Task statement: Determine the number of lines that contain the word "circle", then state that number and nothing more.

Given records:
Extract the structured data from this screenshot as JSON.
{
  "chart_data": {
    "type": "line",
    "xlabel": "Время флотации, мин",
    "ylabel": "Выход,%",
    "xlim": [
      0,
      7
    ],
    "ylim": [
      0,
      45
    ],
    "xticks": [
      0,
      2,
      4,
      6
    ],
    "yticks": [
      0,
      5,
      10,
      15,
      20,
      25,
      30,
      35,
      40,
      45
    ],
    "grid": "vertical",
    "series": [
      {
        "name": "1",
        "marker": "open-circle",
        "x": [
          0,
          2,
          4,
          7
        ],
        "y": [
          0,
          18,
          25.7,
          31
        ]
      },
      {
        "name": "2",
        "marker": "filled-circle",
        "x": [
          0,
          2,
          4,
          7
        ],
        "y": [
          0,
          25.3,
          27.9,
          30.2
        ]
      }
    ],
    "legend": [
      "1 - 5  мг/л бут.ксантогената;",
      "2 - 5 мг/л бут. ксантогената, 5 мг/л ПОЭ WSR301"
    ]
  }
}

Expected answer: 2